[begin GIVEN RECORDS]
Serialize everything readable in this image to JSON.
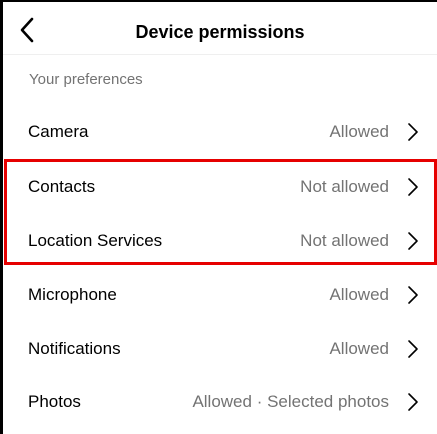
{
  "header": {
    "title": "Device permissions",
    "back_icon": "chevron-left-icon"
  },
  "section": {
    "label": "Your preferences"
  },
  "permissions": [
    {
      "label": "Camera",
      "status": "Allowed"
    },
    {
      "label": "Contacts",
      "status": "Not allowed"
    },
    {
      "label": "Location Services",
      "status": "Not allowed"
    },
    {
      "label": "Microphone",
      "status": "Allowed"
    },
    {
      "label": "Notifications",
      "status": "Allowed"
    },
    {
      "label": "Photos",
      "status": "Allowed · Selected photos"
    }
  ],
  "row_icon": "chevron-right-icon",
  "colors": {
    "highlight": "#e60000",
    "secondary_text": "#737373",
    "primary_text": "#000000"
  }
}
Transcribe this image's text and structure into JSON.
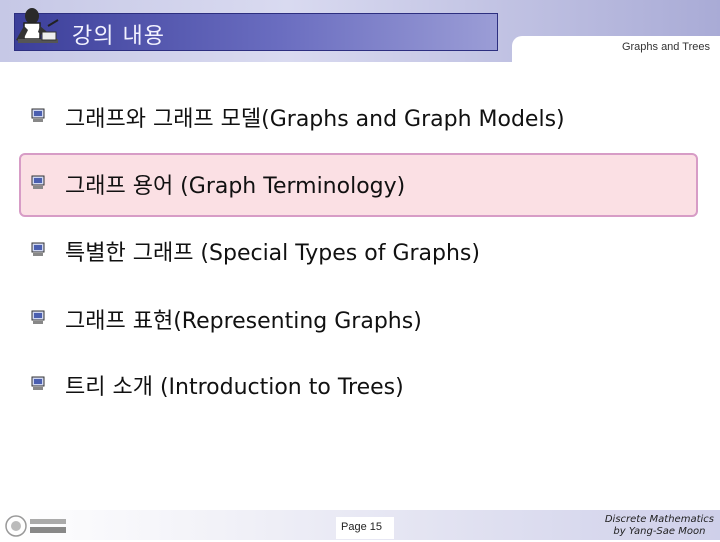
{
  "header": {
    "title": "강의 내용",
    "subtitle": "Graphs and Trees"
  },
  "content": {
    "items": [
      {
        "label": "그래프와 그래프 모델(Graphs and Graph Models)"
      },
      {
        "label": "그래프 용어 (Graph Terminology)"
      },
      {
        "label": "특별한 그래프 (Special Types of Graphs)"
      },
      {
        "label": "그래프 표현(Representing Graphs)"
      },
      {
        "label": "트리 소개 (Introduction to Trees)"
      }
    ],
    "highlighted_index": 1
  },
  "footer": {
    "page": "Page 15",
    "credit_line1": "Discrete Mathematics",
    "credit_line2": "by Yang-Sae Moon"
  },
  "colors": {
    "title_bar": "#4b4fa8",
    "highlight_fill": "#fbe0e4",
    "highlight_border": "#d79cc6"
  },
  "icons": {
    "bullet": "computer-bullet-icon",
    "header_logo": "professor-at-desk-icon",
    "footer_logo": "university-logo-icon"
  }
}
[end GIVEN RECORDS]
[WHAT YOU SHOULD DO]:
Repeat the full listing above exactly, with no pictures in the copy.

[TASK RESPONSE]:
Serialize everything readable in this image to JSON.
{
  "header": {
    "title": "Device permissions",
    "back_icon": "chevron-left-icon"
  },
  "section": {
    "label": "Your preferences"
  },
  "permissions": [
    {
      "label": "Camera",
      "status": "Allowed"
    },
    {
      "label": "Contacts",
      "status": "Not allowed"
    },
    {
      "label": "Location Services",
      "status": "Not allowed"
    },
    {
      "label": "Microphone",
      "status": "Allowed"
    },
    {
      "label": "Notifications",
      "status": "Allowed"
    },
    {
      "label": "Photos",
      "status": "Allowed · Selected photos"
    }
  ],
  "row_icon": "chevron-right-icon",
  "colors": {
    "highlight": "#e60000",
    "secondary_text": "#737373",
    "primary_text": "#000000"
  }
}
Transcribe this image's text and structure into JSON.
{
  "header": {
    "title": "강의 내용",
    "subtitle": "Graphs and Trees"
  },
  "content": {
    "items": [
      {
        "label": "그래프와 그래프 모델(Graphs and Graph Models)"
      },
      {
        "label": "그래프 용어 (Graph Terminology)"
      },
      {
        "label": "특별한 그래프 (Special Types of Graphs)"
      },
      {
        "label": "그래프 표현(Representing Graphs)"
      },
      {
        "label": "트리 소개 (Introduction to Trees)"
      }
    ],
    "highlighted_index": 1
  },
  "footer": {
    "page": "Page 15",
    "credit_line1": "Discrete Mathematics",
    "credit_line2": "by Yang-Sae Moon"
  },
  "colors": {
    "title_bar": "#4b4fa8",
    "highlight_fill": "#fbe0e4",
    "highlight_border": "#d79cc6"
  },
  "icons": {
    "bullet": "computer-bullet-icon",
    "header_logo": "professor-at-desk-icon",
    "footer_logo": "university-logo-icon"
  }
}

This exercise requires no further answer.